__Required task__. The records underneath are to be repeated exactly, with the pictures left out.

__Collected data entries__.
######

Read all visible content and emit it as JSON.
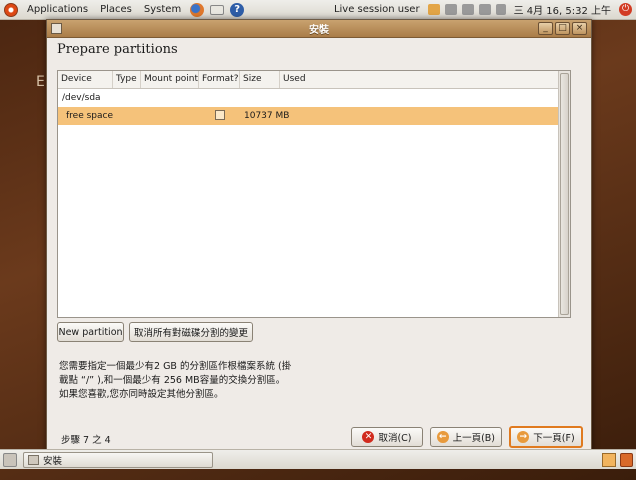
{
  "top_panel": {
    "menus": [
      "Applications",
      "Places",
      "System"
    ],
    "user": "Live session user",
    "clock": "三 4月 16, 5:32 上午"
  },
  "background_text": "E",
  "window": {
    "title": "安裝",
    "heading": "Prepare partitions",
    "table": {
      "columns": [
        "Device",
        "Type",
        "Mount point",
        "Format?",
        "Size",
        "Used"
      ],
      "rows": [
        {
          "device": "/dev/sda",
          "type": "",
          "mount": "",
          "format": false,
          "size": "",
          "used": ""
        },
        {
          "device": "free space",
          "type": "",
          "mount": "",
          "format": false,
          "size": "10737 MB",
          "used": ""
        }
      ]
    },
    "buttons": {
      "new_partition": "New partition",
      "undo_changes": "取消所有對磁碟分割的變更",
      "cancel": "取消(C)",
      "back": "上一頁(B)",
      "forward": "下一頁(F)"
    },
    "info_lines": [
      "您需要指定一個最少有2 GB 的分割區作根檔案系統 (掛",
      "載點 “/” ),和一個最少有 256 MB容量的交換分割區。",
      "如果您喜歡,您亦同時設定其他分割區。"
    ],
    "step": "步驟 7 之 4"
  },
  "bottom_panel": {
    "task_label": "安裝"
  }
}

######

__Complete answer__.
Read all visible content and emit it as JSON.
{
  "top_panel": {
    "menus": [
      "Applications",
      "Places",
      "System"
    ],
    "user": "Live session user",
    "clock": "三 4月 16, 5:32 上午"
  },
  "background_text": "E",
  "window": {
    "title": "安裝",
    "heading": "Prepare partitions",
    "table": {
      "columns": [
        "Device",
        "Type",
        "Mount point",
        "Format?",
        "Size",
        "Used"
      ],
      "rows": [
        {
          "device": "/dev/sda",
          "type": "",
          "mount": "",
          "format": false,
          "size": "",
          "used": ""
        },
        {
          "device": "free space",
          "type": "",
          "mount": "",
          "format": false,
          "size": "10737 MB",
          "used": ""
        }
      ]
    },
    "buttons": {
      "new_partition": "New partition",
      "undo_changes": "取消所有對磁碟分割的變更",
      "cancel": "取消(C)",
      "back": "上一頁(B)",
      "forward": "下一頁(F)"
    },
    "info_lines": [
      "您需要指定一個最少有2 GB 的分割區作根檔案系統 (掛",
      "載點 “/” ),和一個最少有 256 MB容量的交換分割區。",
      "如果您喜歡,您亦同時設定其他分割區。"
    ],
    "step": "步驟 7 之 4"
  },
  "bottom_panel": {
    "task_label": "安裝"
  }
}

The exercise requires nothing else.